## begin MATERIAL SUPPLIED

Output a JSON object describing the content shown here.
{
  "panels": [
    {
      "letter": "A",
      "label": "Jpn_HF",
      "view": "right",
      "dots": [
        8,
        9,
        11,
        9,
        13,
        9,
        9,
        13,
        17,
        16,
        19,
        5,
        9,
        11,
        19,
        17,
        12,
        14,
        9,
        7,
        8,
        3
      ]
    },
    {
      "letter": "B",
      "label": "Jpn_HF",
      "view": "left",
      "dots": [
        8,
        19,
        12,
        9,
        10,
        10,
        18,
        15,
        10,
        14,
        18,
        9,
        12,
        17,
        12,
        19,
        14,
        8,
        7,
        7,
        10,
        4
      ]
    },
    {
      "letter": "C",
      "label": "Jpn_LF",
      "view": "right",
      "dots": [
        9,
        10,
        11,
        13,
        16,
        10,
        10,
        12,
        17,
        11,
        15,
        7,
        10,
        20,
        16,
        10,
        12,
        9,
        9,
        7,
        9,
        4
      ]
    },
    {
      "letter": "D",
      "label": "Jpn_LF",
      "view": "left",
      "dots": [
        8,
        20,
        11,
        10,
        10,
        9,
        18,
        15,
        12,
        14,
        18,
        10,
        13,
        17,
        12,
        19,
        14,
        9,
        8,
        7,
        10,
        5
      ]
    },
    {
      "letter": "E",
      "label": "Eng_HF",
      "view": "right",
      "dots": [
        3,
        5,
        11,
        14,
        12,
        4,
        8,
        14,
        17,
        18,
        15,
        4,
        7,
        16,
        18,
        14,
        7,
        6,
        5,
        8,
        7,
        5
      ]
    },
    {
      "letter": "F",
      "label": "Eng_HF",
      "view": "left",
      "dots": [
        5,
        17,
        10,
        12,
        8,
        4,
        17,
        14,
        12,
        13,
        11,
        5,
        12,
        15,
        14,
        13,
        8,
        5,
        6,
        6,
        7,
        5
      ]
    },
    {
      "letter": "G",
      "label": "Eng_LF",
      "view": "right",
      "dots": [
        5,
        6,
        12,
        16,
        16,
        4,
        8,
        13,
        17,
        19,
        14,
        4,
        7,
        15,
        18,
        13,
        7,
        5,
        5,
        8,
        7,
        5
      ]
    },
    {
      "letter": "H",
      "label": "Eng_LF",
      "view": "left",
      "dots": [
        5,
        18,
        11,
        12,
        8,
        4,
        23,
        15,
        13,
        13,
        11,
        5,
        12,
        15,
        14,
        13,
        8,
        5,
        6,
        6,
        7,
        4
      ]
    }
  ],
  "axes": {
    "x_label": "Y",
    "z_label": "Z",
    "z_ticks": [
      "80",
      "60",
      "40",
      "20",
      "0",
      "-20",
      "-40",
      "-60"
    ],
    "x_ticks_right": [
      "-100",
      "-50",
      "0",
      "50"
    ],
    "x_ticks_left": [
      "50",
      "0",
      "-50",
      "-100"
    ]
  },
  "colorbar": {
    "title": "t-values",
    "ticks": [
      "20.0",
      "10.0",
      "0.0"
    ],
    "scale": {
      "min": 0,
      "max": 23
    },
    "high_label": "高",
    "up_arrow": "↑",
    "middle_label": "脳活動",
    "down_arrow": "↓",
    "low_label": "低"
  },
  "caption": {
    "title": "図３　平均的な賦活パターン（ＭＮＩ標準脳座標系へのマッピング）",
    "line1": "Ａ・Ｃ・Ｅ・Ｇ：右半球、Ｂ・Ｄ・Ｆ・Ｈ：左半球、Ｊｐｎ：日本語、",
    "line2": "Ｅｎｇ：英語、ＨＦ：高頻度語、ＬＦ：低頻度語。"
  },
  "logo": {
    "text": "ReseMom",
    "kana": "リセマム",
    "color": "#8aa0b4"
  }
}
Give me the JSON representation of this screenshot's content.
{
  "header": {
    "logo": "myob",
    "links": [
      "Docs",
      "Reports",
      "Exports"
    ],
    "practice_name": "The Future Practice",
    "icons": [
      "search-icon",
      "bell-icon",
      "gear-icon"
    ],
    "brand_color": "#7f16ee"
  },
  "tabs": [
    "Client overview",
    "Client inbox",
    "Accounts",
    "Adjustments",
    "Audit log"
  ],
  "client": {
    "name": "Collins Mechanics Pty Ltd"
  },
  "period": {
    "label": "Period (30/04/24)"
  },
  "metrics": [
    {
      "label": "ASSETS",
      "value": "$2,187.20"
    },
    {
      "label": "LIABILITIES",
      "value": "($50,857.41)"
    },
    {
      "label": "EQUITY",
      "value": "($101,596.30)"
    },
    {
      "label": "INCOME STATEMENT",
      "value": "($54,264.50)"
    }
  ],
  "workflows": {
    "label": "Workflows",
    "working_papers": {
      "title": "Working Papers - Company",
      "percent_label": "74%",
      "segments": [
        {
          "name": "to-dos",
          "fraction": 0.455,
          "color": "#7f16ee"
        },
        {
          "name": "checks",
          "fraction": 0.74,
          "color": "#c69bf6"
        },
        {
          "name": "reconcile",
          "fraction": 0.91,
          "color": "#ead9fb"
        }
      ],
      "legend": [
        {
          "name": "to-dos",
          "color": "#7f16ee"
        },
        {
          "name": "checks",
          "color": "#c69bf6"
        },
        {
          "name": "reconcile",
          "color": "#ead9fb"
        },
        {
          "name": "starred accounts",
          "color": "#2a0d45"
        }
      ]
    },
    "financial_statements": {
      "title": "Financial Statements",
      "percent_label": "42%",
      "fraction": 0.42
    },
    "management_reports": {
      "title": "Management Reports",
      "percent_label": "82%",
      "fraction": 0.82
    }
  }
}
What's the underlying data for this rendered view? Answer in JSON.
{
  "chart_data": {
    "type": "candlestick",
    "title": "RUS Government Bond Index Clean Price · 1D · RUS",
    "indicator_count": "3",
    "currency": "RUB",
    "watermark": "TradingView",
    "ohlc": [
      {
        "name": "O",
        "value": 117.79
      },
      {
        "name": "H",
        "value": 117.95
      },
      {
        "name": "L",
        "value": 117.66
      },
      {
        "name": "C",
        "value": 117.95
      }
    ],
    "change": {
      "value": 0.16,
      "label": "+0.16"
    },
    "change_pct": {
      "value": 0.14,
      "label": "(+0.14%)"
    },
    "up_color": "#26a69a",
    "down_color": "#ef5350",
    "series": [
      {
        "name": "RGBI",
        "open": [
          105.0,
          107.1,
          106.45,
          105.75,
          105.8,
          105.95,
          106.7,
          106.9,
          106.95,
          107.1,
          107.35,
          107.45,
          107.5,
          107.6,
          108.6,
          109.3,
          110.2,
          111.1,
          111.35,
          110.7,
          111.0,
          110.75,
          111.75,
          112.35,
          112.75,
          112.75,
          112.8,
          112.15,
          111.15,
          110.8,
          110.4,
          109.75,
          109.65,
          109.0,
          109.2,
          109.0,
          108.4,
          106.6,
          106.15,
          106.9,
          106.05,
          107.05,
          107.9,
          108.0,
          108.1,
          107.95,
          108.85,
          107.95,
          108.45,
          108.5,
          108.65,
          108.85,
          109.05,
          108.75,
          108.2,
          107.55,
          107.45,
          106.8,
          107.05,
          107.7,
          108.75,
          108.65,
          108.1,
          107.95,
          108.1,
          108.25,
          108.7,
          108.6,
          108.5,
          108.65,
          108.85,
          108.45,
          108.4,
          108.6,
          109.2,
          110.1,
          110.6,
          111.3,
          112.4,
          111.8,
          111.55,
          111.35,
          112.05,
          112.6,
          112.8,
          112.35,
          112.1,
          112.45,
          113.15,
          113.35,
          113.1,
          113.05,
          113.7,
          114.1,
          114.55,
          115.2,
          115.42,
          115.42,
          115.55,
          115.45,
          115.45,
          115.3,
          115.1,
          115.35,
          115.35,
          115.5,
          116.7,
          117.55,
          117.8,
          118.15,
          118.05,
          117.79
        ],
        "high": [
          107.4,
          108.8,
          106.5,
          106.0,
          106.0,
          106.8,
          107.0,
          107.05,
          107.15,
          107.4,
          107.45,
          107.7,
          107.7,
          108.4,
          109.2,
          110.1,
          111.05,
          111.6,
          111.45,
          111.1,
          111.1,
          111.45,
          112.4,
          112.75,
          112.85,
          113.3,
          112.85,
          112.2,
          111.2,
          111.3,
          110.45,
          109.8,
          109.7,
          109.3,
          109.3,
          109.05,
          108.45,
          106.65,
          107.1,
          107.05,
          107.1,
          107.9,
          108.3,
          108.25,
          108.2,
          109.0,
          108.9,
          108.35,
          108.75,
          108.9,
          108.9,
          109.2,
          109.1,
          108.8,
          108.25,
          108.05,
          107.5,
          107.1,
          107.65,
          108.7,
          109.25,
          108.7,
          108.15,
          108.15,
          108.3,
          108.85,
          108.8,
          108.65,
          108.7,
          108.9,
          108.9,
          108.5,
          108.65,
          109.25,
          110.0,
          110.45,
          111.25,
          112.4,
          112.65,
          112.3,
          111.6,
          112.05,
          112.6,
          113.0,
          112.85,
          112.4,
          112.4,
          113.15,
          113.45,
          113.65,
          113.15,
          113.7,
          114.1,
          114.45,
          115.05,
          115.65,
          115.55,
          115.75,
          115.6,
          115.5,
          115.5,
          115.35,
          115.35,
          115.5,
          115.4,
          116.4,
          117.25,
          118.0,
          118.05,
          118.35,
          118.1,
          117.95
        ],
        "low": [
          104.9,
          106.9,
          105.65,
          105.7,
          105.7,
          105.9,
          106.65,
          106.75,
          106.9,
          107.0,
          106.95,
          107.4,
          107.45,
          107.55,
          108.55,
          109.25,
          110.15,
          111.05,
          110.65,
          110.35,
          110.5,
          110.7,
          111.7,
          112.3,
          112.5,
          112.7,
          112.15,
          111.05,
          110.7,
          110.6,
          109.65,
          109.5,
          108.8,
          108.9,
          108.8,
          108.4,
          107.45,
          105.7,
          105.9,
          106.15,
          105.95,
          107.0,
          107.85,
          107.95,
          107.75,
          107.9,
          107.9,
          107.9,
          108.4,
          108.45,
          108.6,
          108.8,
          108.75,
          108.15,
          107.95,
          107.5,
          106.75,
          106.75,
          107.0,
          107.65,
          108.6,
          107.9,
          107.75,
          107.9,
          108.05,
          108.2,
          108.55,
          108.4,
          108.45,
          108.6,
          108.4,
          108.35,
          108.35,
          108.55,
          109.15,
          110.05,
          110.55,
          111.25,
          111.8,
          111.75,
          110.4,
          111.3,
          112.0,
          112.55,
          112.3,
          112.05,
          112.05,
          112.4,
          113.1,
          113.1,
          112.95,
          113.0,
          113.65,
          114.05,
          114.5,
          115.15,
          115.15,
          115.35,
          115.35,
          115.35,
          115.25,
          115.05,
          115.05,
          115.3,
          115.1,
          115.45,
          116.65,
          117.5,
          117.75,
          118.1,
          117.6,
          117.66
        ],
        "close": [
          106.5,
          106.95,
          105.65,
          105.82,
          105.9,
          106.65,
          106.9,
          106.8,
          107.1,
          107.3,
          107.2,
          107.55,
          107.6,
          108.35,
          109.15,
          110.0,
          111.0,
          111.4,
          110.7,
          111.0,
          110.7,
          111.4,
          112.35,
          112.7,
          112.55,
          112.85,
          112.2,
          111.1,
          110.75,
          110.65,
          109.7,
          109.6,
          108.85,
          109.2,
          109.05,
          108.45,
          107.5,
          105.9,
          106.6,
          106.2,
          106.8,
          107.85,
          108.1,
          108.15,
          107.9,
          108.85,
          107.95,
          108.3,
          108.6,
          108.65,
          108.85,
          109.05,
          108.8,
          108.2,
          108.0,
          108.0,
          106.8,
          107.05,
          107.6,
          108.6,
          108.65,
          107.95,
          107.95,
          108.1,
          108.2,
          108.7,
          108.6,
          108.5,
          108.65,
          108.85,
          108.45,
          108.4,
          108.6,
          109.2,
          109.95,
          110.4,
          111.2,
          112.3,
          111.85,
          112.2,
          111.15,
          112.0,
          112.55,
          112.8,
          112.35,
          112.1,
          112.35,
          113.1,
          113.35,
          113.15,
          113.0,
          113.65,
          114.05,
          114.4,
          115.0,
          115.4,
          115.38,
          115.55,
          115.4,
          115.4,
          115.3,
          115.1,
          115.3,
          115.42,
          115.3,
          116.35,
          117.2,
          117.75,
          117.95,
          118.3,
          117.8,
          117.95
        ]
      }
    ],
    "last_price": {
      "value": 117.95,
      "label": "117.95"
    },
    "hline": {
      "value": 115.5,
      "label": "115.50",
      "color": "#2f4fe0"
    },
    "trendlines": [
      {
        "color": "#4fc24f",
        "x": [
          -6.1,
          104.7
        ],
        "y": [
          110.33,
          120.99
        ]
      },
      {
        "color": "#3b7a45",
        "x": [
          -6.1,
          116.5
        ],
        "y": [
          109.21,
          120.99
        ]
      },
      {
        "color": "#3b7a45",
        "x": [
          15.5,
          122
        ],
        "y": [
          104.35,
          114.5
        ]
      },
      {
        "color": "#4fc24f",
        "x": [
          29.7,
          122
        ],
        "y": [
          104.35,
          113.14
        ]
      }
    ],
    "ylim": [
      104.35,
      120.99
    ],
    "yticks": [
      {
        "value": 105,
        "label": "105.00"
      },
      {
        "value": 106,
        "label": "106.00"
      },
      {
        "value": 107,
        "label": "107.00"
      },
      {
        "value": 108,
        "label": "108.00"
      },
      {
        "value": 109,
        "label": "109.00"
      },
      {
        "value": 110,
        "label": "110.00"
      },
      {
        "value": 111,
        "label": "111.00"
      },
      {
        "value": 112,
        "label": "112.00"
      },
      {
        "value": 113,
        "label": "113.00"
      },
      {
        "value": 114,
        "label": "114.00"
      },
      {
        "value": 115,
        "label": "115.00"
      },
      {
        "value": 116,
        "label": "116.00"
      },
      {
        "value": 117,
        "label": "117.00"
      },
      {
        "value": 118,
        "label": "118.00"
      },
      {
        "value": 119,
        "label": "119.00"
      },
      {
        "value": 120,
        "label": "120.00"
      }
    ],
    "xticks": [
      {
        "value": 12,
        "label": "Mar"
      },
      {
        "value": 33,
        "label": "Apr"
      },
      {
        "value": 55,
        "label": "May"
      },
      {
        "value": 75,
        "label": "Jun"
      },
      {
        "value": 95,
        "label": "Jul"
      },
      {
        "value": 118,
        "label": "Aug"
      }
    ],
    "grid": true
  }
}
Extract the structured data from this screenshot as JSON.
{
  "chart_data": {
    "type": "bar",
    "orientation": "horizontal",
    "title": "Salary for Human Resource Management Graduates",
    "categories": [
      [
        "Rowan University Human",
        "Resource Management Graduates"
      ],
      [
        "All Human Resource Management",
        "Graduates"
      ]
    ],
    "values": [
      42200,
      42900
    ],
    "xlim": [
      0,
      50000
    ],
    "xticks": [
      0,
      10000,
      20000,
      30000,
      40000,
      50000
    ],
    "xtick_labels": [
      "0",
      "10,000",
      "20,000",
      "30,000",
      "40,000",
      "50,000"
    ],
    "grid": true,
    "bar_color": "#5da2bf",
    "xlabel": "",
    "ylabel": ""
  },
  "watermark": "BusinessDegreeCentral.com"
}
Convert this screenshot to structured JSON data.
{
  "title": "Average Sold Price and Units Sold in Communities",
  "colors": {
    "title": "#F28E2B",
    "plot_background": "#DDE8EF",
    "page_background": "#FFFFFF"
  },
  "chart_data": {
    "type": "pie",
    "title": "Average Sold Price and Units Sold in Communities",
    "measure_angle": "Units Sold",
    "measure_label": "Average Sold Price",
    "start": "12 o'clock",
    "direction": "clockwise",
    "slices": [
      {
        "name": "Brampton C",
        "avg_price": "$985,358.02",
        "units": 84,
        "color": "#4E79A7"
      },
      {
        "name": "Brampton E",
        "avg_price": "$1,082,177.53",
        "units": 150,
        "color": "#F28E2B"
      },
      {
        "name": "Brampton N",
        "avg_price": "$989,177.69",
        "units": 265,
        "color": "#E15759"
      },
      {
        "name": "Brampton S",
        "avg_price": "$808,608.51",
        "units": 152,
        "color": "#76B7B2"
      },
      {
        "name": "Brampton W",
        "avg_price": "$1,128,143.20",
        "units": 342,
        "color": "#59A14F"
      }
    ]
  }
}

## end MATERIAL SUPPLIED

* INSTRUCTIONS TO FOLLOW *
Go through the records and show every line with the string "JSON" in it.

* OUTPUT FOR THIS TASK *
Output a JSON object describing the content shown here.
Give me the JSON representation of this screenshot's content.
What's the underlying data for this rendered view? Answer in JSON.
Extract the structured data from this screenshot as JSON.
Convert this screenshot to structured JSON data.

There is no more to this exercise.